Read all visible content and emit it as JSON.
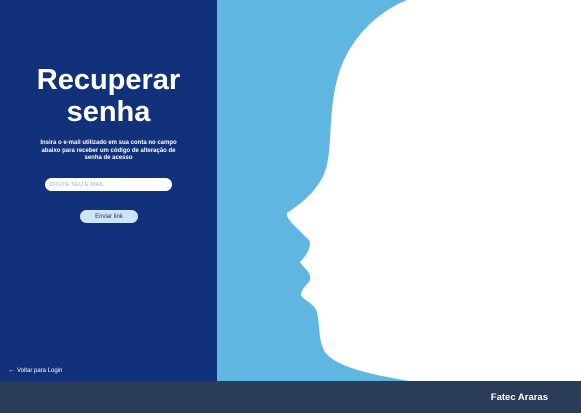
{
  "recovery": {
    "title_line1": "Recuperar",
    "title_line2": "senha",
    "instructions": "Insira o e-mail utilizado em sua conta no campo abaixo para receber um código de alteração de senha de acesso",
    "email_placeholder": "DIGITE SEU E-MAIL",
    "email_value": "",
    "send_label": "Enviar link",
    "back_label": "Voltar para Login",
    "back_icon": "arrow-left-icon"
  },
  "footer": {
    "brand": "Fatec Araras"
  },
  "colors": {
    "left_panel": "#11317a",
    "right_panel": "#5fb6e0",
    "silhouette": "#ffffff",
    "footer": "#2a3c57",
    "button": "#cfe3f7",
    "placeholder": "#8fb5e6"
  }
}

--

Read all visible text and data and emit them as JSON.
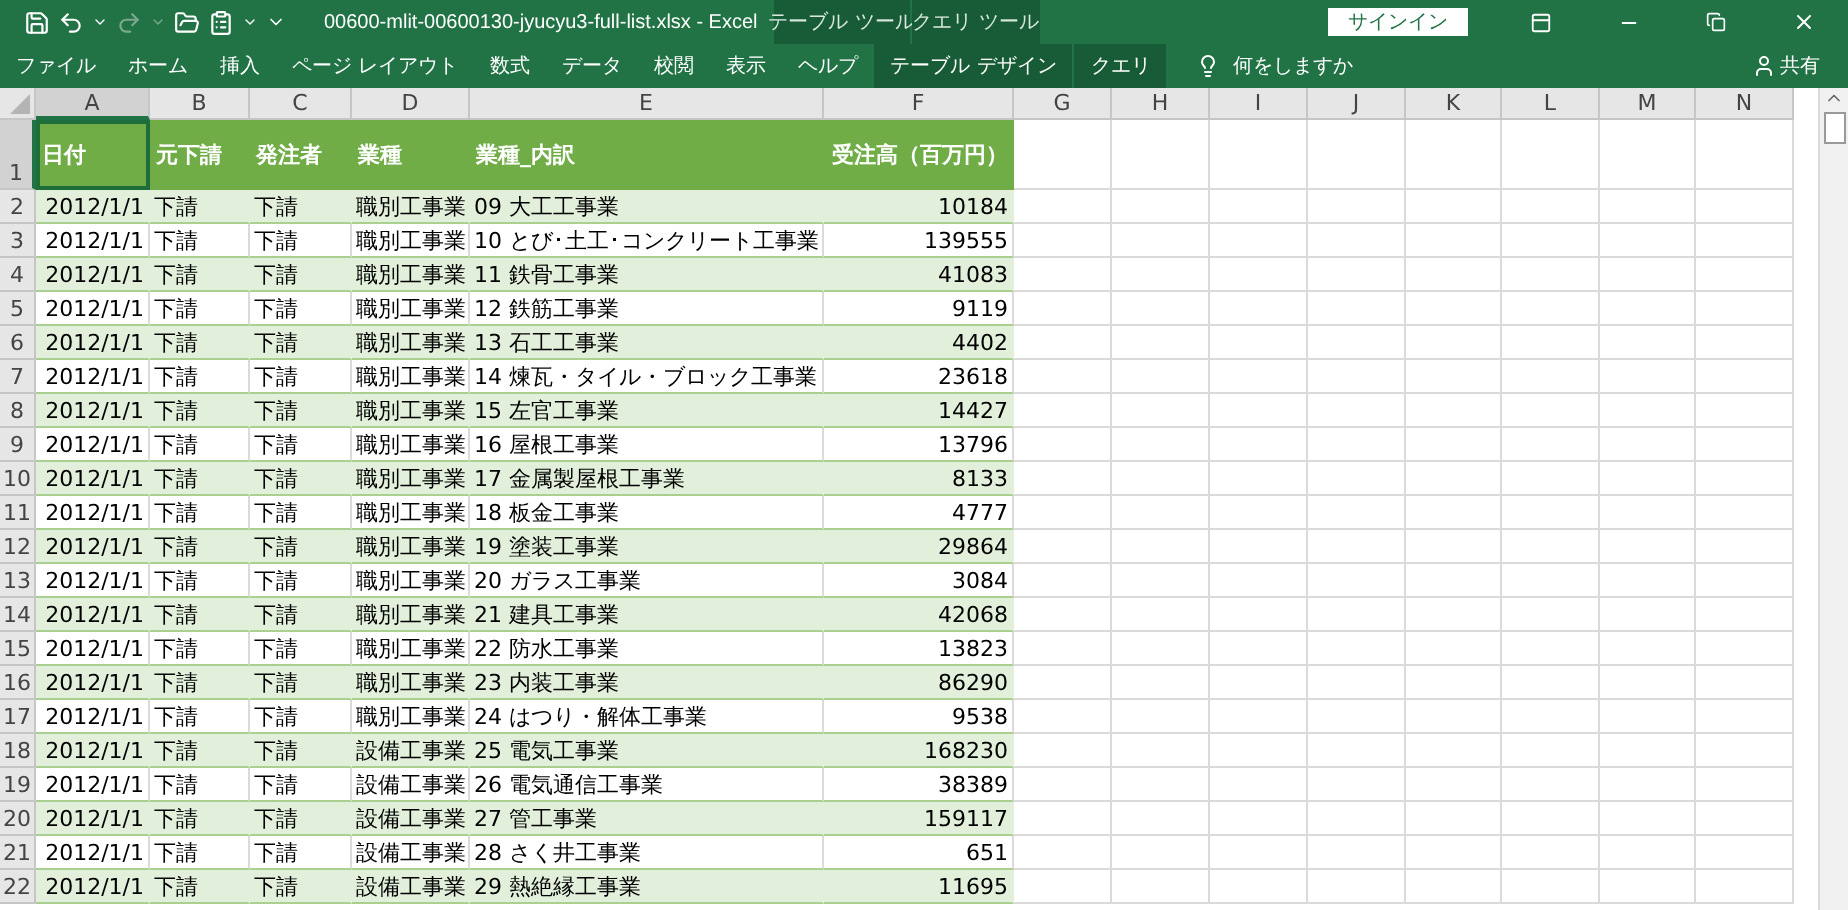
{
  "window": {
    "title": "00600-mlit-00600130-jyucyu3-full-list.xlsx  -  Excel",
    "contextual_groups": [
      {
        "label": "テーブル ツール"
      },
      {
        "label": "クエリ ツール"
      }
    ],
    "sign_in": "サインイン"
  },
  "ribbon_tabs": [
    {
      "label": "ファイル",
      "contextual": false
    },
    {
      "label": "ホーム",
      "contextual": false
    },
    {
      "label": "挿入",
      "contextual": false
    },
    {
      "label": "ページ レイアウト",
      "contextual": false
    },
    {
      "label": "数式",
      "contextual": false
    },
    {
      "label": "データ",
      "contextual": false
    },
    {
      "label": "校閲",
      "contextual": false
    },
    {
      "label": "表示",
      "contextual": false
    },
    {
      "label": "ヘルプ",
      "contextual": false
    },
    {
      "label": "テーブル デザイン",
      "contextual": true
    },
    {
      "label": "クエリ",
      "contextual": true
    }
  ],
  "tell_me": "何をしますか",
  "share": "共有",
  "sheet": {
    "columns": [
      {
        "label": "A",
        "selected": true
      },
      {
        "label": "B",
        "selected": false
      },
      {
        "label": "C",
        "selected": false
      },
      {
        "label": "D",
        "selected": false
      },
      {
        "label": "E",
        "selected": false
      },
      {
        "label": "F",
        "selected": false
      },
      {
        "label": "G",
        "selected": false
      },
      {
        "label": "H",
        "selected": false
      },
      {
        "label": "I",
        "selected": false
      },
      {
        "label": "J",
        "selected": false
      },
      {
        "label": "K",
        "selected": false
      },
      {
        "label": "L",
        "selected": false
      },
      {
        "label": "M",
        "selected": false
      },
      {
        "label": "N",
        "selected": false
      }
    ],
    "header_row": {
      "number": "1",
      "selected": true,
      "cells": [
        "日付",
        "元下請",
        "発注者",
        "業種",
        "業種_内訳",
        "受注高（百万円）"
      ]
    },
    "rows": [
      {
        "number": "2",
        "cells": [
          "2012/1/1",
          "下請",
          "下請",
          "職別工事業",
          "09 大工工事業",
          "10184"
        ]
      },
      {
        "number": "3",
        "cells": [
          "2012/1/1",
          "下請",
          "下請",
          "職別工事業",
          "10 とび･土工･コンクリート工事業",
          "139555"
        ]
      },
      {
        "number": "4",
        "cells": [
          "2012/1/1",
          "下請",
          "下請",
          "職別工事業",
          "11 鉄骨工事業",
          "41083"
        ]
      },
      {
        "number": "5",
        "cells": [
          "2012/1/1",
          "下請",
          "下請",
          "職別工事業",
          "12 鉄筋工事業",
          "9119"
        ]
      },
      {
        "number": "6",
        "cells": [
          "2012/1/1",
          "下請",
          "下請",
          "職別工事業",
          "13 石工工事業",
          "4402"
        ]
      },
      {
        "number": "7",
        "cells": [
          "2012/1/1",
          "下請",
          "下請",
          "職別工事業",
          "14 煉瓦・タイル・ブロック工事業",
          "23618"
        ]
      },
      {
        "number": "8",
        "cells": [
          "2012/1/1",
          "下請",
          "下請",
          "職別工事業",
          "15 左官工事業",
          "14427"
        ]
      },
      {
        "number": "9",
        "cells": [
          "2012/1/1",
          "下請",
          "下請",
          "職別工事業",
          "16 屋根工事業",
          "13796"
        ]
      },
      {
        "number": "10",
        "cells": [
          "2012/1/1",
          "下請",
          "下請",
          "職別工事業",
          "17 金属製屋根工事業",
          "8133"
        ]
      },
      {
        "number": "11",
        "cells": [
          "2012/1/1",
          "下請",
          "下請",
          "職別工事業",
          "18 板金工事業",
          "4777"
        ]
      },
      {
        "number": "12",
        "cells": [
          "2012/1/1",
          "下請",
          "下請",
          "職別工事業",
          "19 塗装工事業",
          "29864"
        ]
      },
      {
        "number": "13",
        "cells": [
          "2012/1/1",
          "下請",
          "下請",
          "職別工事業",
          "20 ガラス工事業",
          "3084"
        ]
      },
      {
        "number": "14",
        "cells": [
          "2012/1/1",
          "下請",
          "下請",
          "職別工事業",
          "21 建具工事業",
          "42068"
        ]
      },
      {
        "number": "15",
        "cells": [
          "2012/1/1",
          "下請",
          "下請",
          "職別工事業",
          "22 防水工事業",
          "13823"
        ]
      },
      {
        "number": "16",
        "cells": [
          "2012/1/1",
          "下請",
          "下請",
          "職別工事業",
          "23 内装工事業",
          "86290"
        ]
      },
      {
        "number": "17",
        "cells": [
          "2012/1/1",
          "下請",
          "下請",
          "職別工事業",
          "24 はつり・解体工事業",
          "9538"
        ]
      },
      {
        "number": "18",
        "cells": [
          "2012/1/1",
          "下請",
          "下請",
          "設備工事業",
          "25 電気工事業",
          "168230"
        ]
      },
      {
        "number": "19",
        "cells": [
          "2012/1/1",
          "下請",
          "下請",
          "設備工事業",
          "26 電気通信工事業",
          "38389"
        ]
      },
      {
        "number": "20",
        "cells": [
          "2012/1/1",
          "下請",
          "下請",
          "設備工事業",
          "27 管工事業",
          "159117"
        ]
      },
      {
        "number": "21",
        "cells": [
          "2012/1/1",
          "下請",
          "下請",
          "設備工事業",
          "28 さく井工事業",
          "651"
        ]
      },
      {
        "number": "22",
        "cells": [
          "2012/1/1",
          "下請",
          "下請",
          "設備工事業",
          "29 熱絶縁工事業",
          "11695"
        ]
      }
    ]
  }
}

**WHAT TO WORK ON:**
Search the listing for the word "JSON". Copy every line in which it occurs.

**WRITTEN ANSWER:**
Read all visible content and emit it as JSON.
Read all visible text and data and emit them as JSON.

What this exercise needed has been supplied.